## EXERCISE MATERIALS
++++
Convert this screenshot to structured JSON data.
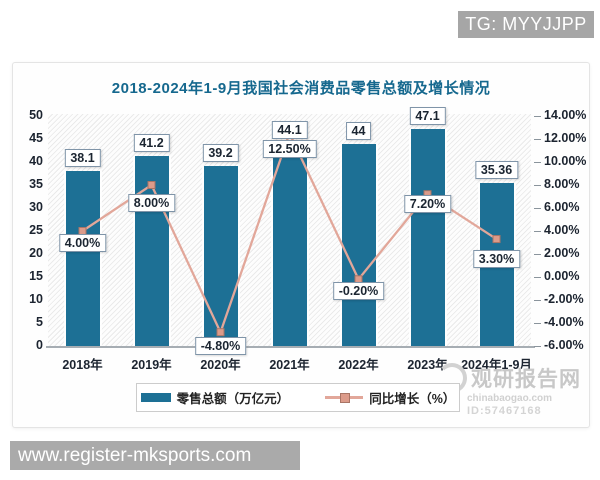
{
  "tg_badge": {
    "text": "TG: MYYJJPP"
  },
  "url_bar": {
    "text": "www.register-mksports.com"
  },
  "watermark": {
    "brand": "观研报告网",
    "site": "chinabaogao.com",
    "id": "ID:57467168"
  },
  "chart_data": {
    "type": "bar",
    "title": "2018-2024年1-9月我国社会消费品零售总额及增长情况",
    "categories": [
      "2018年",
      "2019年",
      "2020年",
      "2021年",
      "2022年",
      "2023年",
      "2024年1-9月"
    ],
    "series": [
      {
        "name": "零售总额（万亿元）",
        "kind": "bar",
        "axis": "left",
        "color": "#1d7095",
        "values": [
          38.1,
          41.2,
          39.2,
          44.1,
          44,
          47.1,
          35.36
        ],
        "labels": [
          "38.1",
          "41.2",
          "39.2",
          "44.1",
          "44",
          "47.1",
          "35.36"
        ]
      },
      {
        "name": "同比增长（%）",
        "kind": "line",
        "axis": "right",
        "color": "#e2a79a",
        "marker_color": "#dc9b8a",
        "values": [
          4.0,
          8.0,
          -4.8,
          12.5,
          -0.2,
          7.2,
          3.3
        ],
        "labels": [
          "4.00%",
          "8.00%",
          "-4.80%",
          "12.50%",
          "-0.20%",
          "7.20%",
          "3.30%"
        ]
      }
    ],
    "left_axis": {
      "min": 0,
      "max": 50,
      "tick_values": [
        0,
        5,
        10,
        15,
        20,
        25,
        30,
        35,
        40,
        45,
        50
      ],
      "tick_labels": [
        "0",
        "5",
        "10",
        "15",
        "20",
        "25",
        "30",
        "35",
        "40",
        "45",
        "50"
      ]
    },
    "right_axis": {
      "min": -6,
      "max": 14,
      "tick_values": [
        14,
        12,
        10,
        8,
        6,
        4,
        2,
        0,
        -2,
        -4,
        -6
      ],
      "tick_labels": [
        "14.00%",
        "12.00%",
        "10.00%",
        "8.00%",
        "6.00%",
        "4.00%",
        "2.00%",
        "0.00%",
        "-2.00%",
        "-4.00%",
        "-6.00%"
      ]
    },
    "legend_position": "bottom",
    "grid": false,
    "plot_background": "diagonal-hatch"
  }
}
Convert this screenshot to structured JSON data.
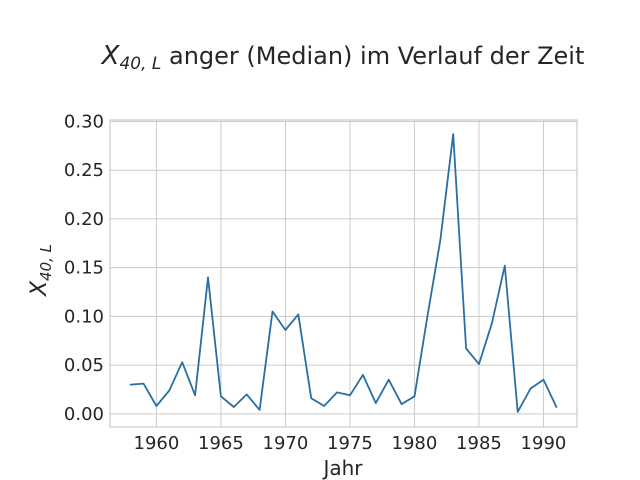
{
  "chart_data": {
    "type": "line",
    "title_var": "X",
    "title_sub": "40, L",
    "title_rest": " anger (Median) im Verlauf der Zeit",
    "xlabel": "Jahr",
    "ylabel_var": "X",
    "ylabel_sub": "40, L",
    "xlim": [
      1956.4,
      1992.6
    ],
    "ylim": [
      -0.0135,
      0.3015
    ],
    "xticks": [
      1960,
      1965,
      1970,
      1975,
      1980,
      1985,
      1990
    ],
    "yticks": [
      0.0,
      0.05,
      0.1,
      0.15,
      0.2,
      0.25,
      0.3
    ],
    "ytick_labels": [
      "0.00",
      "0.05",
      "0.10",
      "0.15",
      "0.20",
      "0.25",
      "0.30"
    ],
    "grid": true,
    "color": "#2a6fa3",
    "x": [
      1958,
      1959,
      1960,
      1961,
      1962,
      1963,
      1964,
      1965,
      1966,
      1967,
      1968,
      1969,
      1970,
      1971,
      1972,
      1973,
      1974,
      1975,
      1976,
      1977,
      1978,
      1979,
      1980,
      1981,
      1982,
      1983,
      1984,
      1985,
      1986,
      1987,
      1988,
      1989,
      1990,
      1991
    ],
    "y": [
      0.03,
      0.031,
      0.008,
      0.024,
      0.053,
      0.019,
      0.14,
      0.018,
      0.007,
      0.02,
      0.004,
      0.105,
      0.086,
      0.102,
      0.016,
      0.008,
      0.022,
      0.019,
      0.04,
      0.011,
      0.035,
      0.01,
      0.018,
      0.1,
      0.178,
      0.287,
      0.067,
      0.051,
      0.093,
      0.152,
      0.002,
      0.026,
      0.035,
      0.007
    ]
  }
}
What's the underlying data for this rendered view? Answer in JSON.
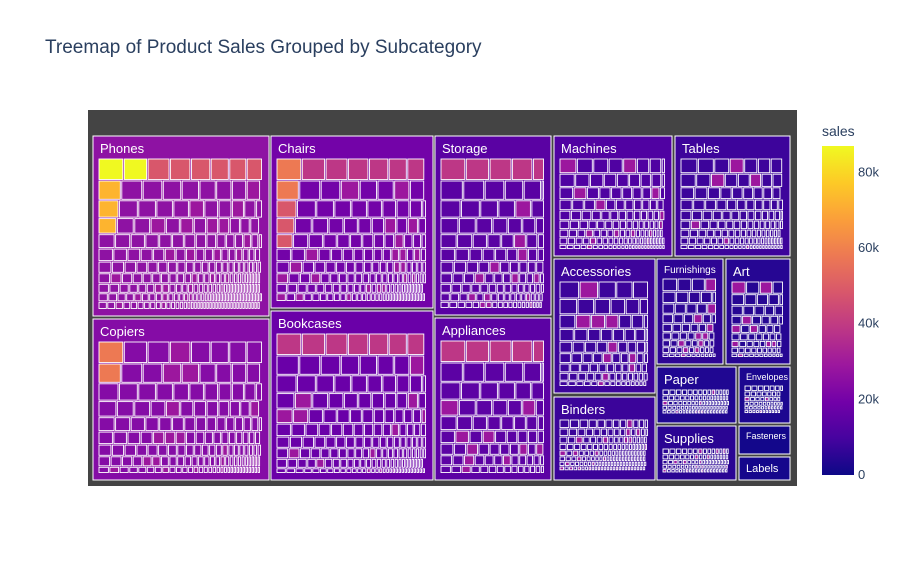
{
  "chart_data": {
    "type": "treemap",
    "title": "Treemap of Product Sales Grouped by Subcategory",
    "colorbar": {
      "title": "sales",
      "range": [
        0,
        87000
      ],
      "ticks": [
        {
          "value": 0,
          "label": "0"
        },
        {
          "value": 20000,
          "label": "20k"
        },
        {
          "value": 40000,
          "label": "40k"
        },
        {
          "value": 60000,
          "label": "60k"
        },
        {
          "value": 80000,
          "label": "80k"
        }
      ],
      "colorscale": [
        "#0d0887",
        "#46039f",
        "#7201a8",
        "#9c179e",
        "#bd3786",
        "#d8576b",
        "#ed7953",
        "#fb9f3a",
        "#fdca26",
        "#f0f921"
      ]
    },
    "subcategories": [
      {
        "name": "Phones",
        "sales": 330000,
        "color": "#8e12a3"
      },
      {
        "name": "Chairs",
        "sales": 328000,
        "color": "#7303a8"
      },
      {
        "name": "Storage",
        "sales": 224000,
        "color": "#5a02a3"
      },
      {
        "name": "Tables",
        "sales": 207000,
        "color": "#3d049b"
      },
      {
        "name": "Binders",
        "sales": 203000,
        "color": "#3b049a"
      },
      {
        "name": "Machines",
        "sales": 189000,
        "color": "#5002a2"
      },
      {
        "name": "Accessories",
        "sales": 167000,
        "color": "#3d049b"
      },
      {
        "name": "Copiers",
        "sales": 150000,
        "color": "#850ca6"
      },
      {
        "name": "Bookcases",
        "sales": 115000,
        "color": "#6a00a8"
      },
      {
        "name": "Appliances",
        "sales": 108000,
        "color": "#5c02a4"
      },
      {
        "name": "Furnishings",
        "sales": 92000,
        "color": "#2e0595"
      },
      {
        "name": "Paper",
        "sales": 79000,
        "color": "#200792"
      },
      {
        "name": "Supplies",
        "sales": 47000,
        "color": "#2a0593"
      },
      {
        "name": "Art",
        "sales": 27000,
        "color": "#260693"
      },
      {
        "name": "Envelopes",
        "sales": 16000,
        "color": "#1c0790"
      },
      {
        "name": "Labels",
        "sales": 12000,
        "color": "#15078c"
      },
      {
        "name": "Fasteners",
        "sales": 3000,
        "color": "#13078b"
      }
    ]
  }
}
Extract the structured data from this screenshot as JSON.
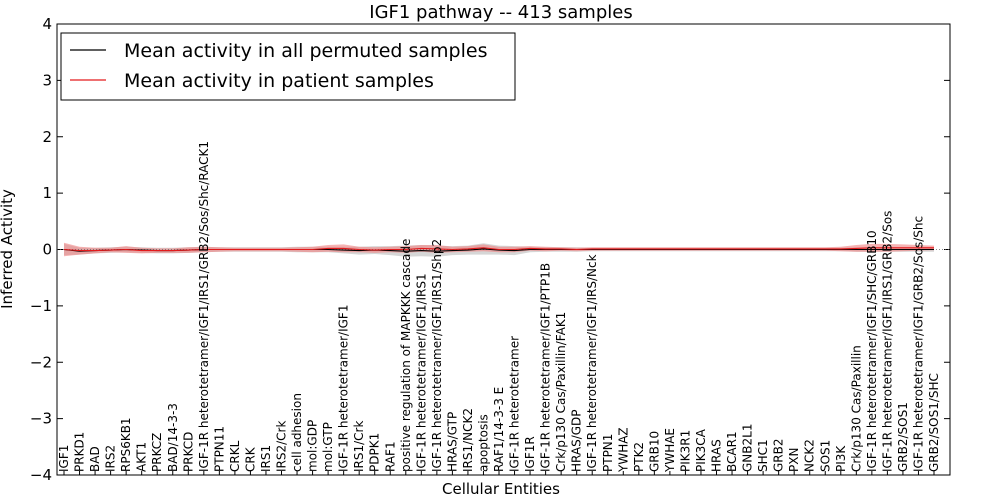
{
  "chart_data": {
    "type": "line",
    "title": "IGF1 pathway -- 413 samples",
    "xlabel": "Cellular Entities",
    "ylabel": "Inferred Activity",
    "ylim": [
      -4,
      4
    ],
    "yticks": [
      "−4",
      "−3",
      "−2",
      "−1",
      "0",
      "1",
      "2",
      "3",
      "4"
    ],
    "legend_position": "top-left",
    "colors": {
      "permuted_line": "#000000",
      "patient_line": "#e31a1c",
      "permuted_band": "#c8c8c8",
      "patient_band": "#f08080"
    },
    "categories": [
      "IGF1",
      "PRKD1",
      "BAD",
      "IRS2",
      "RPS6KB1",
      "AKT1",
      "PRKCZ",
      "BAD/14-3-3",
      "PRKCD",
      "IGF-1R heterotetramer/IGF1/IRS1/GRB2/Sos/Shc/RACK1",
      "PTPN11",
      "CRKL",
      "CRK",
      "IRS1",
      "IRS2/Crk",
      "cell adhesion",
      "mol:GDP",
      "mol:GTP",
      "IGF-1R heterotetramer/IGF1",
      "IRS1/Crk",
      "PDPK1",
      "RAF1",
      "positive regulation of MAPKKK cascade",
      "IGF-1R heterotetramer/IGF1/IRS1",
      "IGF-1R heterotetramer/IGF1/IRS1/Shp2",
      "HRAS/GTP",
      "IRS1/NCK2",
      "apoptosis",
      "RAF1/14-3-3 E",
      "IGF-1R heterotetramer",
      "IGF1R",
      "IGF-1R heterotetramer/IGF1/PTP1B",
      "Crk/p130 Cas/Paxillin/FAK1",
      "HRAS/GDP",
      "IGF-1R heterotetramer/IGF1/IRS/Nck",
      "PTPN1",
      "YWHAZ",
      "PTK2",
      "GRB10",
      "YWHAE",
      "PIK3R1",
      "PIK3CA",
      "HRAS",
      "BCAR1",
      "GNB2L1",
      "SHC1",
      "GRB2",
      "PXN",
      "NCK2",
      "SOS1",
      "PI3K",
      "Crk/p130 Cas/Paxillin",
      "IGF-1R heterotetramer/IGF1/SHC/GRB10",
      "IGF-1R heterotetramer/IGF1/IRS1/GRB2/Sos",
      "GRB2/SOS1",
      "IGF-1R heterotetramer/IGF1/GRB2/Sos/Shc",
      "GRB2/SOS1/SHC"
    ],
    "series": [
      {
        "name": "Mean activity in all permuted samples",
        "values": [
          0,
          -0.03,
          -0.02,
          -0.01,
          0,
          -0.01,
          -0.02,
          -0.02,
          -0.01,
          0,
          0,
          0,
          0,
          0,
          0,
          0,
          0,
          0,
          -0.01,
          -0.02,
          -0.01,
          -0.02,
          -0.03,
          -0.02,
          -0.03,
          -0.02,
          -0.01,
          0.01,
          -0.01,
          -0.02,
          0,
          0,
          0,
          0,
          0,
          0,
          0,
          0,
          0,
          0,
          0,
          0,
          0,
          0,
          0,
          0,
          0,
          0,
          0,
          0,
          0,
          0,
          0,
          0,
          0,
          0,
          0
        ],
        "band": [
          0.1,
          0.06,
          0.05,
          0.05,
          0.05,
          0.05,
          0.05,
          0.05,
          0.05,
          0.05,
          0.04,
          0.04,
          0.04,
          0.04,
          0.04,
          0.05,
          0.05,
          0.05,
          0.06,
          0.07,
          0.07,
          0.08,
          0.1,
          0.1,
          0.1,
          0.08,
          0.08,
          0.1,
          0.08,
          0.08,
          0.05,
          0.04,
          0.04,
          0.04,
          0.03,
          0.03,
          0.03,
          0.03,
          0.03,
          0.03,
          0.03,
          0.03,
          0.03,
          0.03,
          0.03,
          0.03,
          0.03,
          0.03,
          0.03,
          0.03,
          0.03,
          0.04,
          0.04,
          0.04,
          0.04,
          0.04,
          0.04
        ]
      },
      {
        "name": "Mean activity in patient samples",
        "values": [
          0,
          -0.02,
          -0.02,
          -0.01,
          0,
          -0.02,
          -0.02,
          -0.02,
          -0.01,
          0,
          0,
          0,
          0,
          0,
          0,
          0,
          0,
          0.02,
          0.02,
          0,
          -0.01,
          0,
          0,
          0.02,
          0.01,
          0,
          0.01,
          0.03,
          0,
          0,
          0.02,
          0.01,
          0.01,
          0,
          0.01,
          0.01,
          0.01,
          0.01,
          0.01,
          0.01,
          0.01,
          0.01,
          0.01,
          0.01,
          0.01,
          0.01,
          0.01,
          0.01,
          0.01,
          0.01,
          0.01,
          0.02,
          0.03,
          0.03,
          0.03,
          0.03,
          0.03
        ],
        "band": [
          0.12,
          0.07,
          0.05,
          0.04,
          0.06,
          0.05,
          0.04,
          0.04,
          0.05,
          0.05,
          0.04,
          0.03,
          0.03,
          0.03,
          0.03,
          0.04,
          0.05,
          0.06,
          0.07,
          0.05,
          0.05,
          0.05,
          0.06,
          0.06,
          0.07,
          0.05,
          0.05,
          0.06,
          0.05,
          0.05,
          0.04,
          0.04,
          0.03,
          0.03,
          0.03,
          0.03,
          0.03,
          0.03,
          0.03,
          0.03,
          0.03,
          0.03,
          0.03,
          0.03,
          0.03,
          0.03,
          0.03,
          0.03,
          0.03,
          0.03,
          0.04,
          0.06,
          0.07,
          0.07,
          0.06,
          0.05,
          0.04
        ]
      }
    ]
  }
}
++++
## EXERCISE OBJECTIVE
Copy out every line of the data that includes "heterotetramer".

## OUTPUT
      "IGF-1R heterotetramer/IGF1/IRS1/GRB2/Sos/Shc/RACK1",
      "IGF-1R heterotetramer/IGF1",
      "IGF-1R heterotetramer/IGF1/IRS1",
      "IGF-1R heterotetramer/IGF1/IRS1/Shp2",
      "IGF-1R heterotetramer",
      "IGF-1R heterotetramer/IGF1/PTP1B",
      "IGF-1R heterotetramer/IGF1/IRS/Nck",
      "IGF-1R heterotetramer/IGF1/SHC/GRB10",
      "IGF-1R heterotetramer/IGF1/IRS1/GRB2/Sos",
      "IGF-1R heterotetramer/IGF1/GRB2/Sos/Shc",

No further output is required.